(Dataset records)
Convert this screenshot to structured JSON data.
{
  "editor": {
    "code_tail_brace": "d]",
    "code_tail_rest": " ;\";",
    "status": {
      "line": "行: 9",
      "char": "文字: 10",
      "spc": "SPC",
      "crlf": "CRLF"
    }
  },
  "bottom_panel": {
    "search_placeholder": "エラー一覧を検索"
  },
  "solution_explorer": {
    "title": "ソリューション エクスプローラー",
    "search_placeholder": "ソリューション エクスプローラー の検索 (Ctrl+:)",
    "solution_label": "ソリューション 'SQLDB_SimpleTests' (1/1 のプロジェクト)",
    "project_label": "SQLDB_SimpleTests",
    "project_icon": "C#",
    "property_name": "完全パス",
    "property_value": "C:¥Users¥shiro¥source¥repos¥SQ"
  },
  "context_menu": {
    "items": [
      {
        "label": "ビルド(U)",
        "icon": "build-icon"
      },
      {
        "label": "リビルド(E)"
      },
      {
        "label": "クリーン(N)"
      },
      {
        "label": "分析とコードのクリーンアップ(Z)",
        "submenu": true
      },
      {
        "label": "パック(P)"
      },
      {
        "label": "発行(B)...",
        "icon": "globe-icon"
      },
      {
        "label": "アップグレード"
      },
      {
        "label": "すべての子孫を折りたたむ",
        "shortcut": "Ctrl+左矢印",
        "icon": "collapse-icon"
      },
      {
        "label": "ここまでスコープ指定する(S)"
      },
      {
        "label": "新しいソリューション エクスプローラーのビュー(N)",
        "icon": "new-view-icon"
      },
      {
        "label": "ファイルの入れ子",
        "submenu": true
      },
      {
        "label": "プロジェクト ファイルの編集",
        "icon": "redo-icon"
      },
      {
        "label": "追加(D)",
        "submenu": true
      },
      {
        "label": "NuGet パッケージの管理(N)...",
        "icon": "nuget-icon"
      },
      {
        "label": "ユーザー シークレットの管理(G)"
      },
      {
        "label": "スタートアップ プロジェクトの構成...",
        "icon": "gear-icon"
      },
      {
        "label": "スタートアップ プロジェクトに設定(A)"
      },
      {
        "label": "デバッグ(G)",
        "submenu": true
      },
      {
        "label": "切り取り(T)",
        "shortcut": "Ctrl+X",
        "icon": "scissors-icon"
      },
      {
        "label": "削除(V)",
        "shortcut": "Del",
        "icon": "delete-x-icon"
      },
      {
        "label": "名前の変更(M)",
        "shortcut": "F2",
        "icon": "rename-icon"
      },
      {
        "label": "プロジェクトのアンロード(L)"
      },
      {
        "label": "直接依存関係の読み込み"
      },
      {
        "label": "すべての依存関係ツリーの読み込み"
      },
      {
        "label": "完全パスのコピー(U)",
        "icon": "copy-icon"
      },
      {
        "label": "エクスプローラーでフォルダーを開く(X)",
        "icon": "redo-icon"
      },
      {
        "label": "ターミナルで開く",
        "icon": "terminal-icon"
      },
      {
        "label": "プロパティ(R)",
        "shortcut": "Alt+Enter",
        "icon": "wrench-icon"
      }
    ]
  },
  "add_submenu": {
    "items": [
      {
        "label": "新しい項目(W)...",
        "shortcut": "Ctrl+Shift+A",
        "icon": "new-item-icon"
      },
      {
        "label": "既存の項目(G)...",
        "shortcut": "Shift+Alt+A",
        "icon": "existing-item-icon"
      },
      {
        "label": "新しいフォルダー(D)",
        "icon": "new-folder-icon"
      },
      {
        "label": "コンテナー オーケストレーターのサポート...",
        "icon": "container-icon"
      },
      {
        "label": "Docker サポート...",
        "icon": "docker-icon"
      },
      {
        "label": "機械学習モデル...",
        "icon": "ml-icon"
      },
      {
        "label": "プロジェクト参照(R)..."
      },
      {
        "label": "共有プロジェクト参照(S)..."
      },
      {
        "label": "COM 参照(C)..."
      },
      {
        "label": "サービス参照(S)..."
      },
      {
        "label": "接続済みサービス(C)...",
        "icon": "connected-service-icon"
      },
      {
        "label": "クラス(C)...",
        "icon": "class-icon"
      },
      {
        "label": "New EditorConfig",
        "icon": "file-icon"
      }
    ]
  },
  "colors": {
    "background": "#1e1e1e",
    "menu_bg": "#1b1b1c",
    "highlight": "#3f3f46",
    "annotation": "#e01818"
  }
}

--

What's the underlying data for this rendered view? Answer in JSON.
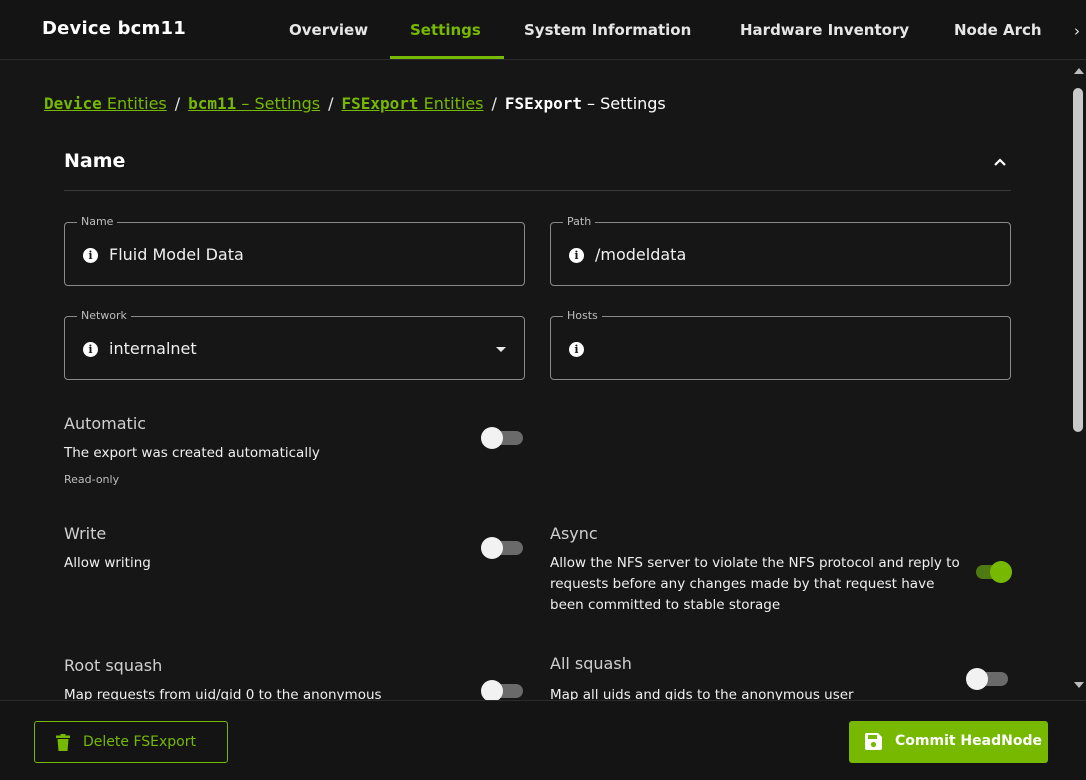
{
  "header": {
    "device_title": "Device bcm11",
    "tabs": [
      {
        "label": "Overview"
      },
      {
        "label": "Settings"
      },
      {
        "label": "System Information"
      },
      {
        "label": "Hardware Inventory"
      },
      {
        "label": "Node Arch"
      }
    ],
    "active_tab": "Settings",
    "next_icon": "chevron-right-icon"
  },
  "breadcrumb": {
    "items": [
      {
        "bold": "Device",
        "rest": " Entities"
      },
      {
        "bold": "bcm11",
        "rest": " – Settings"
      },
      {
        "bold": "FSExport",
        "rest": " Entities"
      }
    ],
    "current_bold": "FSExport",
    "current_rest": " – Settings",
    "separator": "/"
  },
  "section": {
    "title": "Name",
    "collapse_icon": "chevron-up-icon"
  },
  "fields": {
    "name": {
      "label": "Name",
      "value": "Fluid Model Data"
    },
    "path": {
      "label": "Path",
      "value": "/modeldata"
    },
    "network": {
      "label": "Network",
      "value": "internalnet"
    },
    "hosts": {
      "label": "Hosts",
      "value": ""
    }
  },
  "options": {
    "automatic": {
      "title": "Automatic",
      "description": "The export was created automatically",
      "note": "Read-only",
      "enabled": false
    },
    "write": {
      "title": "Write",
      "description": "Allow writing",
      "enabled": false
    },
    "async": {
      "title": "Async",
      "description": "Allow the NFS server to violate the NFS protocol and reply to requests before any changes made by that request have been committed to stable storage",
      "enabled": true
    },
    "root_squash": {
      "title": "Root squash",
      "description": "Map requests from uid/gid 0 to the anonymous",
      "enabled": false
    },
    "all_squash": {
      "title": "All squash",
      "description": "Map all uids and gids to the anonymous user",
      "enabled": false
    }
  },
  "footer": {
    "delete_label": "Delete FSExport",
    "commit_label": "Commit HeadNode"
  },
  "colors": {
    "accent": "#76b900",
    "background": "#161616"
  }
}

» Instructions for the task
The answer should be a single number: the count of lines in the data that include the string "FSExport".

» Expected output
3